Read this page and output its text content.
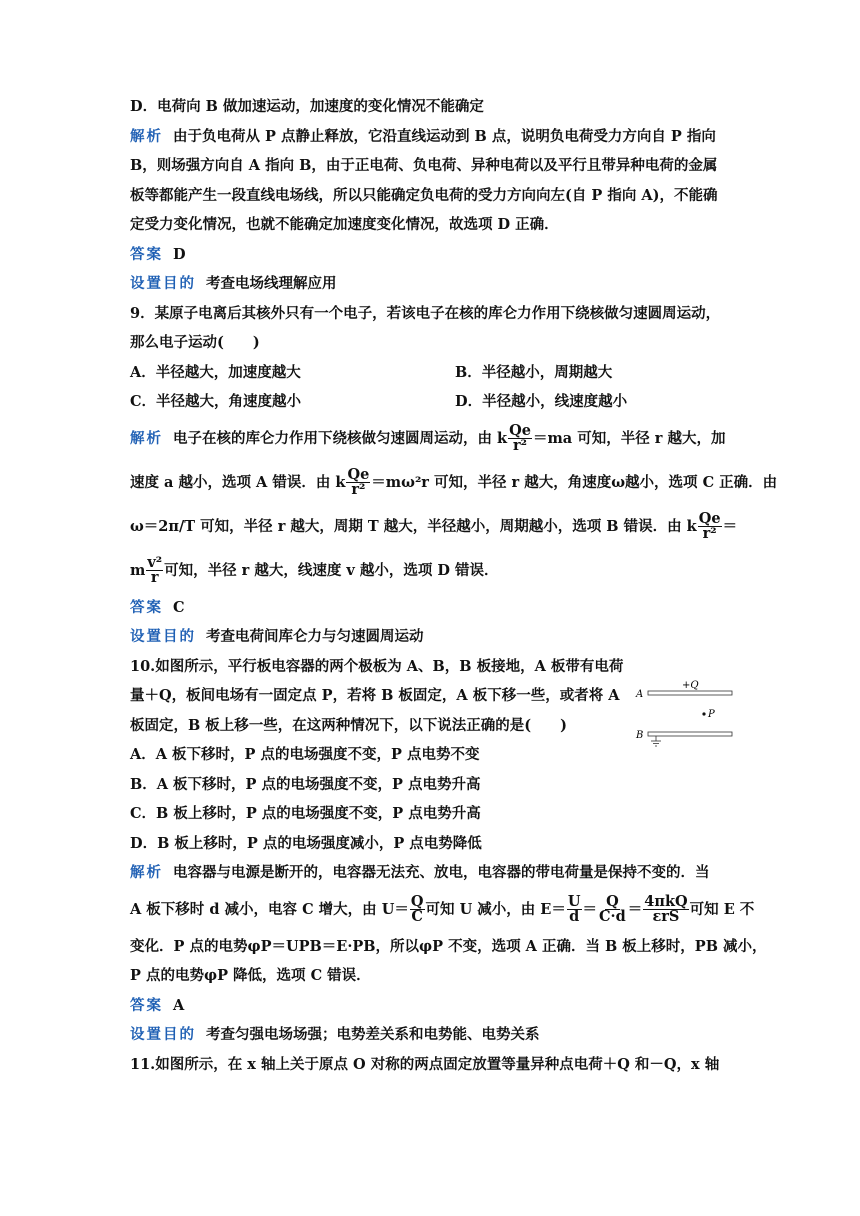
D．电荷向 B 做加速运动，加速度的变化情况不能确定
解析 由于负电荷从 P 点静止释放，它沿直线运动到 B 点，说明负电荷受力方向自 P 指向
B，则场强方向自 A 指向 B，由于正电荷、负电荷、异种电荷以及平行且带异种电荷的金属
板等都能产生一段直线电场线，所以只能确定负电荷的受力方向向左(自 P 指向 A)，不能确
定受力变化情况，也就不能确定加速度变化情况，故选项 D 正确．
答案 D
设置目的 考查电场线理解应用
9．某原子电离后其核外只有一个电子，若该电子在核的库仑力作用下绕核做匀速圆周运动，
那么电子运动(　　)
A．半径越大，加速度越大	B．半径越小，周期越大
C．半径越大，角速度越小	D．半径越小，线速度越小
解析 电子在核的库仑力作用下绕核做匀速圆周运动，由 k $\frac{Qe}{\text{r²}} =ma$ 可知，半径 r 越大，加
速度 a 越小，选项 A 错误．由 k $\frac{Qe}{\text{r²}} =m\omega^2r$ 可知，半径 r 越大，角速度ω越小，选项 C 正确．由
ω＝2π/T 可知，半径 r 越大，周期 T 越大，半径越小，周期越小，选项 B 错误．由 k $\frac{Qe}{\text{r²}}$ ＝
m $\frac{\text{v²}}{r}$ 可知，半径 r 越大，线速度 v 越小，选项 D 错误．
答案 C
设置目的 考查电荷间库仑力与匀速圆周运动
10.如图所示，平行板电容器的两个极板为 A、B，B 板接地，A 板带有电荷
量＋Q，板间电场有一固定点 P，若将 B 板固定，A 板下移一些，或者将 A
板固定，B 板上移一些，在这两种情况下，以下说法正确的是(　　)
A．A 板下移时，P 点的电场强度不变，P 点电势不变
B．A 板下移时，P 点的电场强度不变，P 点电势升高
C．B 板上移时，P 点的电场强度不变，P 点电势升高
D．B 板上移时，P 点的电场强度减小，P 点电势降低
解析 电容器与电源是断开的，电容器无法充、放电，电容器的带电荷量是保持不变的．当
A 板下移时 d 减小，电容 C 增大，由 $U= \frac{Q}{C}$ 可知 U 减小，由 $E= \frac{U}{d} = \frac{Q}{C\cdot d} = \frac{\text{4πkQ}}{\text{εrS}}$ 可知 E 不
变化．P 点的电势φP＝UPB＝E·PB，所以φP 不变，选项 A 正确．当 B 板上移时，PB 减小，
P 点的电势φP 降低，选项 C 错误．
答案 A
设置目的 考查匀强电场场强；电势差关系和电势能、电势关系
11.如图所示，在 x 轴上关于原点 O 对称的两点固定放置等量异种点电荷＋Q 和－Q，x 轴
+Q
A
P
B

=-=-=-=-=

▶ WHAT TO DO
Across the entries above, how many lines contain "半径越大"? Provide only the count.

▶ FINAL RESULT
2